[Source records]
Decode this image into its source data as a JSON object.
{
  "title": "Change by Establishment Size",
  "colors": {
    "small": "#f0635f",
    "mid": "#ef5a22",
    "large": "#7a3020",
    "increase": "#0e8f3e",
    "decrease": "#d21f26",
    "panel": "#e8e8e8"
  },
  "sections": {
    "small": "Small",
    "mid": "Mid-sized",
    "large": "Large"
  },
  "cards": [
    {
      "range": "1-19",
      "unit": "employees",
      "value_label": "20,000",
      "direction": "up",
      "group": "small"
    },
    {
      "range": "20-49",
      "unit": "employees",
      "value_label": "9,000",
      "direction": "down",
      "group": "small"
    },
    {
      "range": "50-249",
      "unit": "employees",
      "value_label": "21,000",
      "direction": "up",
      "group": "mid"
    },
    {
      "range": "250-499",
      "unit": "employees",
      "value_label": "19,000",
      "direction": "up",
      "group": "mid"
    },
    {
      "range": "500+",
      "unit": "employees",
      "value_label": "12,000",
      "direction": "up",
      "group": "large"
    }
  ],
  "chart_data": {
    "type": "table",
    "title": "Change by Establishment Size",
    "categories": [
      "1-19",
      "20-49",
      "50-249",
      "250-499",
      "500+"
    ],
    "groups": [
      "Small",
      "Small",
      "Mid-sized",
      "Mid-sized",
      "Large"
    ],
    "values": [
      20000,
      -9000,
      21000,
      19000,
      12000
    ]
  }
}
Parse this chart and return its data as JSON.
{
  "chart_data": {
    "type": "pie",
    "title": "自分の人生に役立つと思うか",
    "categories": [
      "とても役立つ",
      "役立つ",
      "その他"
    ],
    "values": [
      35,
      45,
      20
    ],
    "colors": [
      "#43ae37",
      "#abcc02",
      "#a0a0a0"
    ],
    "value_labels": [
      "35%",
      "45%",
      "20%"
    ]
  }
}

▶ _WHAT THE EXERCISE ASKS_
Find "this". Copy every line it occurs in.

▶ _FINISHED EXERCISE_
Decode this image into its source data as a JSON object.
Parse this chart and return its data as JSON.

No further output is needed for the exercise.